→ **GOAL OF THE EXERCISE**
Please copy out all of the following data word for word, line by line.

(begin)

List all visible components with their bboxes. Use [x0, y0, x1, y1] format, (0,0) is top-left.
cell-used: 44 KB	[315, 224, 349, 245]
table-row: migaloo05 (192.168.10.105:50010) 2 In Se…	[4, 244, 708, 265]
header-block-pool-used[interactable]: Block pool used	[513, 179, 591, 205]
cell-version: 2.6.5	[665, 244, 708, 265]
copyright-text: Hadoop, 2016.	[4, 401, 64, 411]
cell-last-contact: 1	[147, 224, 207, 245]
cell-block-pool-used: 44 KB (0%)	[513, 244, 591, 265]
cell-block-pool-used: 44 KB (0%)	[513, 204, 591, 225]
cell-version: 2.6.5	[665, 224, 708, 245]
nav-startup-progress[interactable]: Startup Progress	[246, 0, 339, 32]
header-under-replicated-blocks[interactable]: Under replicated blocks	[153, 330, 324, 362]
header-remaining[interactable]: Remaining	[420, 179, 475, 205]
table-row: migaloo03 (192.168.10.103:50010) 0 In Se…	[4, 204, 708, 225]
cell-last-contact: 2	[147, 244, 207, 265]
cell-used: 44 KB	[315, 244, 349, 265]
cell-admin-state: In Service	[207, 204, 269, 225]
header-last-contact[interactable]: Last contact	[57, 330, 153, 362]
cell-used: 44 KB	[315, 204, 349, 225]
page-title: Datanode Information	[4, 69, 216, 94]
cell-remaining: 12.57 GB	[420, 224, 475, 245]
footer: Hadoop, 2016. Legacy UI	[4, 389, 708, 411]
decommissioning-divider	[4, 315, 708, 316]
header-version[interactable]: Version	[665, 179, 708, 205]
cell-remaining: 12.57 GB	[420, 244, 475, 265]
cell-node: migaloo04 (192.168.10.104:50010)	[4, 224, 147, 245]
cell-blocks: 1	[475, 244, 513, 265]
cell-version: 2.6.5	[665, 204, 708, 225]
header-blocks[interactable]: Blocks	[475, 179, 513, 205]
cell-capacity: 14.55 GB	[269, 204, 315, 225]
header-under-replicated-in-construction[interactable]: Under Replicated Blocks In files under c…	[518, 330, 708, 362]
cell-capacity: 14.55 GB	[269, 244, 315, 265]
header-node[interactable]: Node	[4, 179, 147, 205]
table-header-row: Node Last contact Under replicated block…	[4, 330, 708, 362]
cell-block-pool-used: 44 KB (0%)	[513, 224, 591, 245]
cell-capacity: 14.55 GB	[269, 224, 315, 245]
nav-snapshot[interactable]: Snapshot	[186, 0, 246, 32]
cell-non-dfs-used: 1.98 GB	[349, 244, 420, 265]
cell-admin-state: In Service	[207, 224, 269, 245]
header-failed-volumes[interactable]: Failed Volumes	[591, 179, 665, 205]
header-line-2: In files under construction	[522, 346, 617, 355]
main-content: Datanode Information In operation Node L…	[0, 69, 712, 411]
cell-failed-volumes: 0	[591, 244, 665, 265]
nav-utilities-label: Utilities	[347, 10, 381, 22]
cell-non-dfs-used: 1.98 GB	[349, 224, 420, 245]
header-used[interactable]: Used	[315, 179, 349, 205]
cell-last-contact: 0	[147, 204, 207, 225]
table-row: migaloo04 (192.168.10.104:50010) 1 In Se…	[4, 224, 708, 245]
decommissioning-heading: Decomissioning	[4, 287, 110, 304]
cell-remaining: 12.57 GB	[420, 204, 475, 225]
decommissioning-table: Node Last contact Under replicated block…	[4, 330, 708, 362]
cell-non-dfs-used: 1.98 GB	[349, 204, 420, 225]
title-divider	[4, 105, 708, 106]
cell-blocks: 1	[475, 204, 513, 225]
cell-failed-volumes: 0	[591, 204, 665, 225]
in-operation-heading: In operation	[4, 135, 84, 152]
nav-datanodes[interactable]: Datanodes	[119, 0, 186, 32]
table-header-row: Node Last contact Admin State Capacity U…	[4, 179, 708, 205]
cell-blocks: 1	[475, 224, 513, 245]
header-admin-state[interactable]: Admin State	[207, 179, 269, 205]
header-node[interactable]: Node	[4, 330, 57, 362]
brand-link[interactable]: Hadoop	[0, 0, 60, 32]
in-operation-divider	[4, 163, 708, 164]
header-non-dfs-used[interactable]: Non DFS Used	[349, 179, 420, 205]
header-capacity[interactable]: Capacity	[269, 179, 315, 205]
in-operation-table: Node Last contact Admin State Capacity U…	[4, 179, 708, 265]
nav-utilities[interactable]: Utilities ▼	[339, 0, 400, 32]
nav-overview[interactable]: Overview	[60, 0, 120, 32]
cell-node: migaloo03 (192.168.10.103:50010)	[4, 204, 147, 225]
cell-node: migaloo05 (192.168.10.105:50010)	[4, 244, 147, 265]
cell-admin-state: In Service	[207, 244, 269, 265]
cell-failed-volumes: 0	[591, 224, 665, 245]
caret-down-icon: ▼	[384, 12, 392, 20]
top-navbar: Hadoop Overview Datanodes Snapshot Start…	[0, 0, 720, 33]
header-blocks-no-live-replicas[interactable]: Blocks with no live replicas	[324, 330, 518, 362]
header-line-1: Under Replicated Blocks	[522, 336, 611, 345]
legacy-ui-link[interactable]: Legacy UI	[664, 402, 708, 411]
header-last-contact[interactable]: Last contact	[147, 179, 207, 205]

(end)

→ **TASK RESULT**
List all visible components with their bboxes. Use [x0, y0, x1, y1] format, (0,0) is top-left.
cell-used: 44 KB	[315, 224, 349, 245]
table-row: migaloo05 (192.168.10.105:50010) 2 In Se…	[4, 244, 708, 265]
header-block-pool-used[interactable]: Block pool used	[513, 179, 591, 205]
cell-version: 2.6.5	[665, 244, 708, 265]
copyright-text: Hadoop, 2016.	[4, 401, 64, 411]
cell-last-contact: 1	[147, 224, 207, 245]
cell-block-pool-used: 44 KB (0%)	[513, 244, 591, 265]
cell-block-pool-used: 44 KB (0%)	[513, 204, 591, 225]
cell-version: 2.6.5	[665, 224, 708, 245]
nav-startup-progress[interactable]: Startup Progress	[246, 0, 339, 32]
header-under-replicated-blocks[interactable]: Under replicated blocks	[153, 330, 324, 362]
header-remaining[interactable]: Remaining	[420, 179, 475, 205]
table-row: migaloo03 (192.168.10.103:50010) 0 In Se…	[4, 204, 708, 225]
cell-last-contact: 2	[147, 244, 207, 265]
cell-used: 44 KB	[315, 244, 349, 265]
cell-admin-state: In Service	[207, 204, 269, 225]
header-last-contact[interactable]: Last contact	[57, 330, 153, 362]
cell-used: 44 KB	[315, 204, 349, 225]
page-title: Datanode Information	[4, 69, 216, 94]
cell-remaining: 12.57 GB	[420, 224, 475, 245]
footer: Hadoop, 2016. Legacy UI	[4, 389, 708, 411]
decommissioning-divider	[4, 315, 708, 316]
header-version[interactable]: Version	[665, 179, 708, 205]
cell-remaining: 12.57 GB	[420, 244, 475, 265]
cell-node: migaloo04 (192.168.10.104:50010)	[4, 224, 147, 245]
cell-blocks: 1	[475, 244, 513, 265]
cell-version: 2.6.5	[665, 204, 708, 225]
header-blocks[interactable]: Blocks	[475, 179, 513, 205]
cell-capacity: 14.55 GB	[269, 204, 315, 225]
header-under-replicated-in-construction[interactable]: Under Replicated Blocks In files under c…	[518, 330, 708, 362]
cell-capacity: 14.55 GB	[269, 244, 315, 265]
header-node[interactable]: Node	[4, 179, 147, 205]
table-header-row: Node Last contact Under replicated block…	[4, 330, 708, 362]
cell-block-pool-used: 44 KB (0%)	[513, 224, 591, 245]
cell-capacity: 14.55 GB	[269, 224, 315, 245]
nav-snapshot[interactable]: Snapshot	[186, 0, 246, 32]
cell-non-dfs-used: 1.98 GB	[349, 244, 420, 265]
cell-admin-state: In Service	[207, 224, 269, 245]
header-failed-volumes[interactable]: Failed Volumes	[591, 179, 665, 205]
header-line-2: In files under construction	[522, 346, 617, 355]
main-content: Datanode Information In operation Node L…	[0, 69, 712, 411]
cell-failed-volumes: 0	[591, 244, 665, 265]
nav-utilities-label: Utilities	[347, 10, 381, 22]
cell-non-dfs-used: 1.98 GB	[349, 224, 420, 245]
header-used[interactable]: Used	[315, 179, 349, 205]
cell-last-contact: 0	[147, 204, 207, 225]
table-row: migaloo04 (192.168.10.104:50010) 1 In Se…	[4, 224, 708, 245]
decommissioning-heading: Decomissioning	[4, 287, 110, 304]
cell-remaining: 12.57 GB	[420, 204, 475, 225]
decommissioning-table: Node Last contact Under replicated block…	[4, 330, 708, 362]
cell-non-dfs-used: 1.98 GB	[349, 204, 420, 225]
title-divider	[4, 105, 708, 106]
cell-blocks: 1	[475, 204, 513, 225]
cell-failed-volumes: 0	[591, 204, 665, 225]
in-operation-heading: In operation	[4, 135, 84, 152]
nav-datanodes[interactable]: Datanodes	[119, 0, 186, 32]
table-header-row: Node Last contact Admin State Capacity U…	[4, 179, 708, 205]
cell-blocks: 1	[475, 224, 513, 245]
header-admin-state[interactable]: Admin State	[207, 179, 269, 205]
header-node[interactable]: Node	[4, 330, 57, 362]
brand-link[interactable]: Hadoop	[0, 0, 60, 32]
in-operation-divider	[4, 163, 708, 164]
header-non-dfs-used[interactable]: Non DFS Used	[349, 179, 420, 205]
header-capacity[interactable]: Capacity	[269, 179, 315, 205]
in-operation-table: Node Last contact Admin State Capacity U…	[4, 179, 708, 265]
nav-utilities[interactable]: Utilities ▼	[339, 0, 400, 32]
nav-overview[interactable]: Overview	[60, 0, 120, 32]
cell-node: migaloo03 (192.168.10.103:50010)	[4, 204, 147, 225]
cell-node: migaloo05 (192.168.10.105:50010)	[4, 244, 147, 265]
cell-admin-state: In Service	[207, 244, 269, 265]
cell-failed-volumes: 0	[591, 224, 665, 245]
caret-down-icon: ▼	[384, 12, 392, 20]
top-navbar: Hadoop Overview Datanodes Snapshot Start…	[0, 0, 720, 33]
header-blocks-no-live-replicas[interactable]: Blocks with no live replicas	[324, 330, 518, 362]
header-line-1: Under Replicated Blocks	[522, 336, 611, 345]
legacy-ui-link[interactable]: Legacy UI	[664, 402, 708, 411]
header-last-contact[interactable]: Last contact	[147, 179, 207, 205]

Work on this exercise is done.